• [Task to carry out]: Below are some entries. Copy each line that holds the string "http".

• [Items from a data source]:
*-*-*

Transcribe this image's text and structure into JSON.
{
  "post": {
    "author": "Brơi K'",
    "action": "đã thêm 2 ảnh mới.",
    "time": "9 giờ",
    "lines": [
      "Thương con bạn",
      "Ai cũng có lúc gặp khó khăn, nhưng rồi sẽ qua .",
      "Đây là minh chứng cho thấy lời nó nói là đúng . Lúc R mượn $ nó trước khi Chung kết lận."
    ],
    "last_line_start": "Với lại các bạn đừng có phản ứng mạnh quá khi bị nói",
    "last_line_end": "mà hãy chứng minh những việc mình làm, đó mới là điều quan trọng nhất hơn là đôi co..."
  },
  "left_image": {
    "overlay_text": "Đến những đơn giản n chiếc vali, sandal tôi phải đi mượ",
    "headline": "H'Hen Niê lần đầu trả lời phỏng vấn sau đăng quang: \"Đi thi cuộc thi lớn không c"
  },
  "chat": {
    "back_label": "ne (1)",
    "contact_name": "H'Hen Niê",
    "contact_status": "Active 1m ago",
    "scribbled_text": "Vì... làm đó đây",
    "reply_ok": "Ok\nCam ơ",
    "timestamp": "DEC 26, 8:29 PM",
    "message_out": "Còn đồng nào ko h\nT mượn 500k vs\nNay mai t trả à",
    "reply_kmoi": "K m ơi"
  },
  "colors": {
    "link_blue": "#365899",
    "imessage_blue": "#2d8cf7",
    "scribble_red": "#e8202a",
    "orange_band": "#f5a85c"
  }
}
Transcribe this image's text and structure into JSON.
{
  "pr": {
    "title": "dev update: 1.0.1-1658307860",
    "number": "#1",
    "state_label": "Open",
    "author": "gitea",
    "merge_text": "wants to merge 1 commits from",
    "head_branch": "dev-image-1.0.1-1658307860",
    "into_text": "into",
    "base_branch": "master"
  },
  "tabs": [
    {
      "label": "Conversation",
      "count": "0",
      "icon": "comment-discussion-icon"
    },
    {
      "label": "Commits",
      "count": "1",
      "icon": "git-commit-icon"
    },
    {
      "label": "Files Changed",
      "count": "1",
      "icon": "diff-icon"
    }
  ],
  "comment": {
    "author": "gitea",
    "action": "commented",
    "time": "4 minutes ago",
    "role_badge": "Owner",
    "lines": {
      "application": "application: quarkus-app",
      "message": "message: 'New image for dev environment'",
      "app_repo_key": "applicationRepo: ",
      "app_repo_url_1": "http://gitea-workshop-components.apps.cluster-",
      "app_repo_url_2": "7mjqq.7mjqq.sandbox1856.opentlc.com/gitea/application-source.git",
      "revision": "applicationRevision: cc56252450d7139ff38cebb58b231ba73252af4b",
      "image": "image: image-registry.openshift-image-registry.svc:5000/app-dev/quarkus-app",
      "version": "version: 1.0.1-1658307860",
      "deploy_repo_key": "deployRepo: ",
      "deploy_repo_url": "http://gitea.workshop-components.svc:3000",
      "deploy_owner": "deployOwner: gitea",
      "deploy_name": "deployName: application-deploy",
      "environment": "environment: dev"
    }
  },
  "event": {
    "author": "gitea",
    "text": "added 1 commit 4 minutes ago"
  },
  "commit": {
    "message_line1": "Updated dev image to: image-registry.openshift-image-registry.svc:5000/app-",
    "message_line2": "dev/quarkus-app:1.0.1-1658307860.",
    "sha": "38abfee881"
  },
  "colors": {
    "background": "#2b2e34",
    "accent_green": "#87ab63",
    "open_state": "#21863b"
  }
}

*-*-*

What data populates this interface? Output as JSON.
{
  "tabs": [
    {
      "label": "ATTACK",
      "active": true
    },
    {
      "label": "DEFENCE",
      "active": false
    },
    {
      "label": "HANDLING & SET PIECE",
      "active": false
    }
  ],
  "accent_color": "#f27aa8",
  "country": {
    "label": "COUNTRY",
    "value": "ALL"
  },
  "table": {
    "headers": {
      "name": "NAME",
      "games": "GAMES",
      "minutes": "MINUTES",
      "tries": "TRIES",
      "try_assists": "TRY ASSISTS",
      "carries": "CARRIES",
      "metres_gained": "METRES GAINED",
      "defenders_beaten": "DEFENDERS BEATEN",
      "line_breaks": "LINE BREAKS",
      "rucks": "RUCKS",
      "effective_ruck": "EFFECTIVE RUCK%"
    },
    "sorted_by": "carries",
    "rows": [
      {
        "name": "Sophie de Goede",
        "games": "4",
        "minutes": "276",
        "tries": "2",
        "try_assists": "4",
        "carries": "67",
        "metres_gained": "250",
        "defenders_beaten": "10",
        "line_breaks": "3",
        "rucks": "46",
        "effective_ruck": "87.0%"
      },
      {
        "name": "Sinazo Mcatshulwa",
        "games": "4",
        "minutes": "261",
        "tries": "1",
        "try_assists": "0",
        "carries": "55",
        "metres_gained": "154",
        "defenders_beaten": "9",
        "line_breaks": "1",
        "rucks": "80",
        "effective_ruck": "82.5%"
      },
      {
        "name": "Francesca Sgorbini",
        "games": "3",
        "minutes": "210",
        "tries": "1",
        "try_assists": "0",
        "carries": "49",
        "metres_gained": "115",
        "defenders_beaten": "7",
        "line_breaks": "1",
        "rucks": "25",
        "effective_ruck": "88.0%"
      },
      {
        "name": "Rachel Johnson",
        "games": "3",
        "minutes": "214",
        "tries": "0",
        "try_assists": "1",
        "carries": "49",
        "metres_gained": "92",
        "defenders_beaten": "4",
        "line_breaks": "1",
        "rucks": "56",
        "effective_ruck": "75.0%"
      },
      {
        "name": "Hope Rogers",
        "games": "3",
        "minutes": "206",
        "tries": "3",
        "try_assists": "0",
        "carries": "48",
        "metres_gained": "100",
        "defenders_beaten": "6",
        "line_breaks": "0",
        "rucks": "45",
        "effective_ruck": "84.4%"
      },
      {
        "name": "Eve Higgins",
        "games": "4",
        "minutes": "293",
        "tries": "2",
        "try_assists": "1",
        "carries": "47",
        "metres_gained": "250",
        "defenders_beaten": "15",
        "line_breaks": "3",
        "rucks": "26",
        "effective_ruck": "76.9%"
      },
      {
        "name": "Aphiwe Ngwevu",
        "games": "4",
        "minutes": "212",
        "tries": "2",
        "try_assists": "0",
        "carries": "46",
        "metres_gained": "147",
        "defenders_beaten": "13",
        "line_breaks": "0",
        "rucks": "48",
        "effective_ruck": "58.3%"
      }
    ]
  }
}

*-*-*

• [Written solution]:
      "app_repo_url_1": "http://gitea-workshop-components.apps.cluster-",
      "deploy_repo_url": "http://gitea.workshop-components.svc:3000",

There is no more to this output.